#### WRITTEN INSTRUCTION
From the items below, write out every line from the one containing "row-checkbox[interactable]: [297, 331, 309, 343]" up to and including the one containing "mail-row[interactable]: me@mail.comClean Machine18-01-2010".

#### Excerpt from a dataset
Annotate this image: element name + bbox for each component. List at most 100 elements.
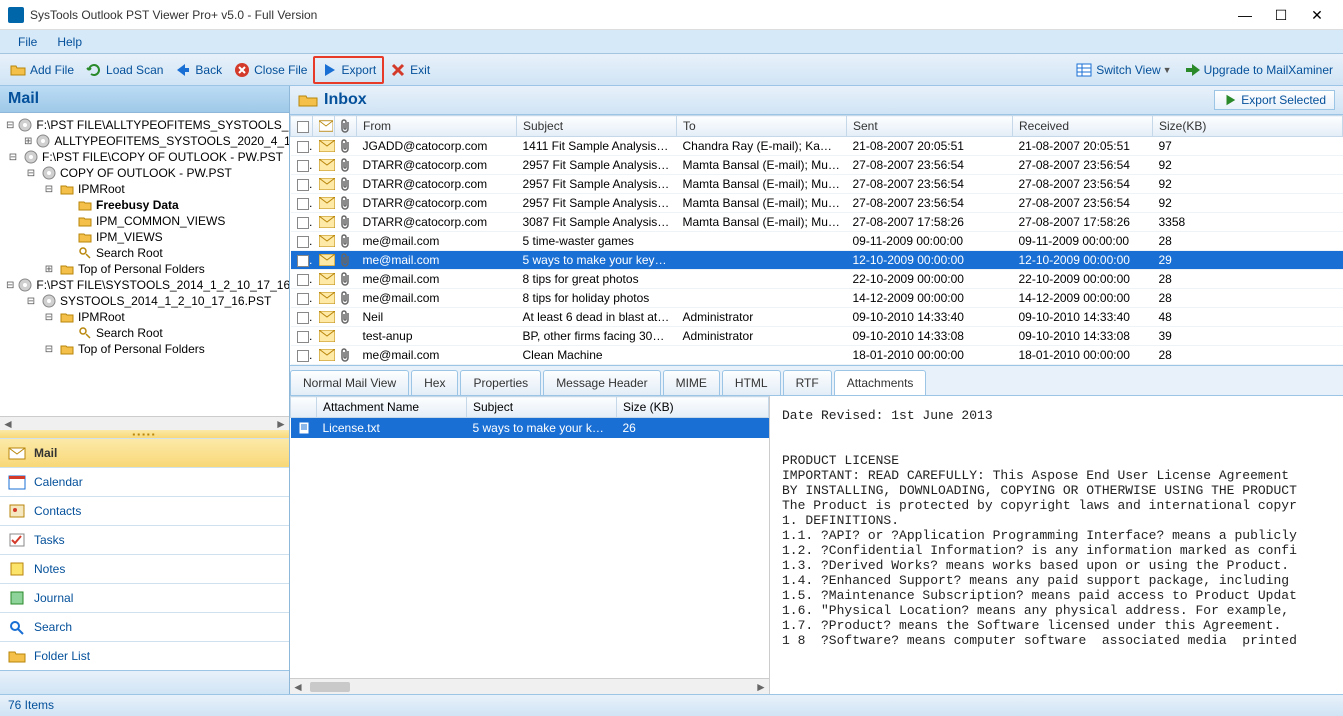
row-checkbox[interactable]: [297, 331, 309, 343]
nav-search[interactable]: Search: [0, 612, 289, 641]
tree-horizontal-scrollbar[interactable]: ◄ ►: [0, 416, 289, 430]
tab-attachments[interactable]: Attachments: [834, 370, 927, 395]
col-from[interactable]: From: [357, 116, 517, 137]
nav-journal[interactable]: Journal: [0, 583, 289, 612]
mail-row[interactable]: me@mail.comClean Machine18-01-2010 00:00…: [291, 346, 1343, 365]
load-scan-button[interactable]: Load Scan: [80, 58, 169, 82]
col-received[interactable]: Received: [1013, 116, 1153, 137]
tree-node[interactable]: ⊟SYSTOOLS_2014_1_2_10_17_16.PST: [0, 293, 289, 309]
tab-rtf[interactable]: RTF: [783, 370, 832, 395]
expand-toggle[interactable]: ⊟: [24, 168, 38, 179]
col-size[interactable]: Size(KB): [1153, 116, 1343, 137]
scroll-thumb[interactable]: [310, 682, 350, 692]
expand-toggle[interactable]: ⊟: [6, 152, 20, 163]
row-checkbox[interactable]: [297, 198, 309, 210]
expand-toggle[interactable]: ⊟: [42, 344, 56, 355]
tree-node[interactable]: Freebusy Data: [0, 197, 289, 213]
mail-row[interactable]: DTARR@catocorp.com2957 Fit Sample Analys…: [291, 194, 1343, 213]
att-scrollbar[interactable]: ◄ ►: [290, 678, 769, 694]
row-checkbox[interactable]: [297, 293, 309, 305]
attachment-grid[interactable]: Attachment Name Subject Size (KB) Licens…: [290, 396, 770, 694]
att-col-name[interactable]: Attachment Name: [317, 397, 467, 418]
nav-notes[interactable]: Notes: [0, 554, 289, 583]
folder-tree[interactable]: ⊟F:\PST FILE\ALLTYPEOFITEMS_SYSTOOLS_20.…: [0, 113, 289, 416]
row-checkbox[interactable]: [297, 160, 309, 172]
menu-help[interactable]: Help: [47, 33, 92, 51]
expand-toggle[interactable]: ⊟: [42, 184, 56, 195]
menu-file[interactable]: File: [8, 33, 47, 51]
mail-row[interactable]: DTARR@catocorp.com3087 Fit Sample Analys…: [291, 213, 1343, 232]
row-checkbox[interactable]: [297, 255, 309, 267]
expand-toggle[interactable]: ⊞: [42, 264, 56, 275]
minimize-button[interactable]: —: [1227, 3, 1263, 27]
expand-toggle[interactable]: ⊟: [6, 120, 14, 131]
switch-view-button[interactable]: Switch View ▼: [1070, 58, 1177, 82]
add-file-button[interactable]: Add File: [4, 58, 80, 82]
row-checkbox[interactable]: [297, 217, 309, 229]
back-button[interactable]: Back: [169, 58, 228, 82]
nav-contacts[interactable]: Contacts: [0, 496, 289, 525]
mail-row[interactable]: me@mail.com5 ways to make your keyboar..…: [291, 251, 1343, 270]
nav-folder-list[interactable]: Folder List: [0, 641, 289, 670]
export-button[interactable]: Export: [313, 56, 384, 84]
att-col-subject[interactable]: Subject: [467, 397, 617, 418]
nav-tasks[interactable]: Tasks: [0, 525, 289, 554]
mail-row[interactable]: DTARR@catocorp.com2957 Fit Sample Analys…: [291, 156, 1343, 175]
mail-grid-header[interactable]: From Subject To Sent Received Size(KB): [291, 116, 1343, 137]
tree-node[interactable]: ⊟Top of Personal Folders: [0, 341, 289, 357]
tree-node[interactable]: ⊟F:\PST FILE\SYSTOOLS_2014_1_2_10_17_16.…: [0, 277, 289, 293]
mail-row[interactable]: me@mail.com8 tips for holiday photos14-1…: [291, 289, 1343, 308]
mail-row[interactable]: NeilAt least 6 dead in blast at Ch...Adm…: [291, 308, 1343, 327]
tab-properties[interactable]: Properties: [460, 370, 541, 395]
tab-message-header[interactable]: Message Header: [543, 370, 660, 395]
tab-html[interactable]: HTML: [722, 370, 781, 395]
tree-node[interactable]: ⊟IPMRoot: [0, 181, 289, 197]
checkbox-all[interactable]: [297, 121, 309, 133]
exit-button[interactable]: Exit: [384, 58, 436, 82]
close-button[interactable]: ✕: [1299, 3, 1335, 27]
tree-node[interactable]: ⊟IPMRoot: [0, 309, 289, 325]
nav-calendar[interactable]: Calendar: [0, 467, 289, 496]
col-subject[interactable]: Subject: [517, 116, 677, 137]
tab-hex[interactable]: Hex: [411, 370, 458, 395]
maximize-button[interactable]: ☐: [1263, 3, 1299, 27]
col-to[interactable]: To: [677, 116, 847, 137]
mail-row[interactable]: test-anupBP, other firms facing 300 la..…: [291, 327, 1343, 346]
col-sent[interactable]: Sent: [847, 116, 1013, 137]
tree-node[interactable]: IPM_VIEWS: [0, 229, 289, 245]
row-checkbox[interactable]: [297, 236, 309, 248]
tree-node[interactable]: IPM_COMMON_VIEWS: [0, 213, 289, 229]
mail-row[interactable]: DTARR@catocorp.com2957 Fit Sample Analys…: [291, 175, 1343, 194]
tree-node[interactable]: ⊞ALLTYPEOFITEMS_SYSTOOLS_2020_4_1...: [0, 133, 289, 149]
scroll-right-icon[interactable]: ►: [273, 417, 289, 431]
row-checkbox[interactable]: [297, 312, 309, 324]
expand-toggle[interactable]: ⊟: [42, 312, 56, 323]
upgrade-button[interactable]: Upgrade to MailXaminer: [1178, 58, 1339, 82]
scroll-left-icon[interactable]: ◄: [0, 417, 16, 431]
row-checkbox[interactable]: [297, 179, 309, 191]
mail-row[interactable]: me@mail.com5 time-waster games09-11-2009…: [291, 232, 1343, 251]
tree-node[interactable]: Search Root: [0, 325, 289, 341]
scroll-left-icon[interactable]: ◄: [290, 680, 306, 694]
mail-row[interactable]: me@mail.com8 tips for great photos22-10-…: [291, 270, 1343, 289]
tree-node[interactable]: ⊞Top of Personal Folders: [0, 261, 289, 277]
export-selected-button[interactable]: Export Selected: [1214, 90, 1335, 110]
expand-toggle[interactable]: ⊟: [6, 280, 14, 291]
expand-toggle[interactable]: ⊟: [24, 296, 38, 307]
att-col-size[interactable]: Size (KB): [617, 397, 769, 418]
attachment-row[interactable]: License.txt5 ways to make your keyb...26: [291, 418, 769, 439]
splitter-grip[interactable]: ▪▪▪▪▪: [0, 430, 289, 438]
mail-grid[interactable]: From Subject To Sent Received Size(KB) J…: [290, 115, 1343, 366]
row-checkbox[interactable]: [297, 274, 309, 286]
tree-node[interactable]: ⊟F:\PST FILE\COPY OF OUTLOOK - PW.PST: [0, 149, 289, 165]
scroll-right-icon[interactable]: ►: [753, 680, 769, 694]
mail-row[interactable]: JGADD@catocorp.com1411 Fit Sample Analys…: [291, 137, 1343, 156]
nav-mail[interactable]: Mail: [0, 438, 289, 467]
tab-mime[interactable]: MIME: [663, 370, 720, 395]
tab-normal[interactable]: Normal Mail View: [290, 370, 409, 395]
close-file-button[interactable]: Close File: [228, 58, 313, 82]
tree-node[interactable]: ⊟F:\PST FILE\ALLTYPEOFITEMS_SYSTOOLS_20.…: [0, 117, 289, 133]
tree-node[interactable]: Search Root: [0, 245, 289, 261]
expand-toggle[interactable]: ⊞: [24, 136, 32, 147]
tree-node[interactable]: ⊟COPY OF OUTLOOK - PW.PST: [0, 165, 289, 181]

#### PROBLEM SOLUTION
row-checkbox[interactable]: [297, 331, 309, 343]
nav-search[interactable]: Search: [0, 612, 289, 641]
tree-horizontal-scrollbar[interactable]: ◄ ►: [0, 416, 289, 430]
tab-attachments[interactable]: Attachments: [834, 370, 927, 395]
col-from[interactable]: From: [357, 116, 517, 137]
nav-journal[interactable]: Journal: [0, 583, 289, 612]
mail-row[interactable]: me@mail.comClean Machine18-01-2010 00:00…: [291, 346, 1343, 365]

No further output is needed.